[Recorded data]
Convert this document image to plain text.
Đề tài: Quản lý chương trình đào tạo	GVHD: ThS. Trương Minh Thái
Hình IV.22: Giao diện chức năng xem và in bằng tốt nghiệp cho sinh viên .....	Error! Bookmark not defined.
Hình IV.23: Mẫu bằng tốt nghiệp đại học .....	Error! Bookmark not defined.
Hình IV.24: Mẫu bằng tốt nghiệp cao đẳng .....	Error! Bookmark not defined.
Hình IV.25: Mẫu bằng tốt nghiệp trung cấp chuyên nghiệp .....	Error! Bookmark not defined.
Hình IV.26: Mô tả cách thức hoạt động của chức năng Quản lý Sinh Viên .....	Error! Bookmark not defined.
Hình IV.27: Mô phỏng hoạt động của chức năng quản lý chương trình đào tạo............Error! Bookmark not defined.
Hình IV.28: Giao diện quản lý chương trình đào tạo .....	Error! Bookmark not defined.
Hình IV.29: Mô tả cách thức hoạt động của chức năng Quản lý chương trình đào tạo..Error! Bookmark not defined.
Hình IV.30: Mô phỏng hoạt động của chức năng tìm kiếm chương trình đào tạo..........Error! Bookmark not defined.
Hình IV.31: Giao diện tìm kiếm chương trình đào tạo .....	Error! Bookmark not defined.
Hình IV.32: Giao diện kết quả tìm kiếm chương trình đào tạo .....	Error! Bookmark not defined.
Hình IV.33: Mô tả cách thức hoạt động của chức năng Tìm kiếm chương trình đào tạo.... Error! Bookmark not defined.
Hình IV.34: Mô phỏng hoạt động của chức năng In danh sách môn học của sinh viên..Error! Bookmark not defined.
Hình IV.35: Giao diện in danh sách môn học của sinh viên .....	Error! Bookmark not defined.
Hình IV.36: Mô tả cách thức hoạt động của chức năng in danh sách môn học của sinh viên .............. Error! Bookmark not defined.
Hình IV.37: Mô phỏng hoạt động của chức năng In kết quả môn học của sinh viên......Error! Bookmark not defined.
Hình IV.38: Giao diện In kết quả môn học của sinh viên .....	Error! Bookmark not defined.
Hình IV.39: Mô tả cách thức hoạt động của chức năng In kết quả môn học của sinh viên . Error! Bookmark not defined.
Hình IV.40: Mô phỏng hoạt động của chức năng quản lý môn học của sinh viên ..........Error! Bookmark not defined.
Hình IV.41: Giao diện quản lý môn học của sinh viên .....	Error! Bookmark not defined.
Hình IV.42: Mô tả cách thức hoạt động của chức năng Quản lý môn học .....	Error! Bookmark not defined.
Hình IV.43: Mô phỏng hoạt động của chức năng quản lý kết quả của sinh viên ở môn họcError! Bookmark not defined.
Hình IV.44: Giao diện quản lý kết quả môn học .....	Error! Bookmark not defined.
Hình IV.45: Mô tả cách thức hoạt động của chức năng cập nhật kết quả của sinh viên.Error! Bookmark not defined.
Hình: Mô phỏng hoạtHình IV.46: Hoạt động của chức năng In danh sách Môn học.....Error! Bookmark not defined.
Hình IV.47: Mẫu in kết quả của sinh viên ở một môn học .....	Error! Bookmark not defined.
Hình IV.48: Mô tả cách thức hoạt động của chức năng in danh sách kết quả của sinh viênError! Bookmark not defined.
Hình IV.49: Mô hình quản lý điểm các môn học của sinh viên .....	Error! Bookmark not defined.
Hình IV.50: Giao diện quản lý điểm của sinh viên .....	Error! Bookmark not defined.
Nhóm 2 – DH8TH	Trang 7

» **TASK REQUIREMENTS**: Return all of the entries exactly as they were supplied.

» **FULL SOLUTION**:
Convert this document image to plain text.
Đề tài: Quản lý chương trình đào tạo	GVHD: ThS. Trương Minh Thái
Hình IV.22: Giao diện chức năng xem và in bằng tốt nghiệp cho sinh viên .....	Error! Bookmark not defined.
Hình IV.23: Mẫu bằng tốt nghiệp đại học .....	Error! Bookmark not defined.
Hình IV.24: Mẫu bằng tốt nghiệp cao đẳng .....	Error! Bookmark not defined.
Hình IV.25: Mẫu bằng tốt nghiệp trung cấp chuyên nghiệp .....	Error! Bookmark not defined.
Hình IV.26: Mô tả cách thức hoạt động của chức năng Quản lý Sinh Viên .....	Error! Bookmark not defined.
Hình IV.27: Mô phỏng hoạt động của chức năng quản lý chương trình đào tạo............Error! Bookmark not defined.
Hình IV.28: Giao diện quản lý chương trình đào tạo .....	Error! Bookmark not defined.
Hình IV.29: Mô tả cách thức hoạt động của chức năng Quản lý chương trình đào tạo..Error! Bookmark not defined.
Hình IV.30: Mô phỏng hoạt động của chức năng tìm kiếm chương trình đào tạo..........Error! Bookmark not defined.
Hình IV.31: Giao diện tìm kiếm chương trình đào tạo .....	Error! Bookmark not defined.
Hình IV.32: Giao diện kết quả tìm kiếm chương trình đào tạo .....	Error! Bookmark not defined.
Hình IV.33: Mô tả cách thức hoạt động của chức năng Tìm kiếm chương trình đào tạo.... Error! Bookmark not defined.
Hình IV.34: Mô phỏng hoạt động của chức năng In danh sách môn học của sinh viên..Error! Bookmark not defined.
Hình IV.35: Giao diện in danh sách môn học của sinh viên .....	Error! Bookmark not defined.
Hình IV.36: Mô tả cách thức hoạt động của chức năng in danh sách môn học của sinh viên .............. Error! Bookmark not defined.
Hình IV.37: Mô phỏng hoạt động của chức năng In kết quả môn học của sinh viên......Error! Bookmark not defined.
Hình IV.38: Giao diện In kết quả môn học của sinh viên .....	Error! Bookmark not defined.
Hình IV.39: Mô tả cách thức hoạt động của chức năng In kết quả môn học của sinh viên . Error! Bookmark not defined.
Hình IV.40: Mô phỏng hoạt động của chức năng quản lý môn học của sinh viên ..........Error! Bookmark not defined.
Hình IV.41: Giao diện quản lý môn học của sinh viên .....	Error! Bookmark not defined.
Hình IV.42: Mô tả cách thức hoạt động của chức năng Quản lý môn học .....	Error! Bookmark not defined.
Hình IV.43: Mô phỏng hoạt động của chức năng quản lý kết quả của sinh viên ở môn họcError! Bookmark not defined.
Hình IV.44: Giao diện quản lý kết quả môn học .....	Error! Bookmark not defined.
Hình IV.45: Mô tả cách thức hoạt động của chức năng cập nhật kết quả của sinh viên.Error! Bookmark not defined.
Hình: Mô phỏng hoạtHình IV.46: Hoạt động của chức năng In danh sách Môn học.....Error! Bookmark not defined.
Hình IV.47: Mẫu in kết quả của sinh viên ở một môn học .....	Error! Bookmark not defined.
Hình IV.48: Mô tả cách thức hoạt động của chức năng in danh sách kết quả của sinh viênError! Bookmark not defined.
Hình IV.49: Mô hình quản lý điểm các môn học của sinh viên .....	Error! Bookmark not defined.
Hình IV.50: Giao diện quản lý điểm của sinh viên .....	Error! Bookmark not defined.
Nhóm 2 – DH8TH	Trang 7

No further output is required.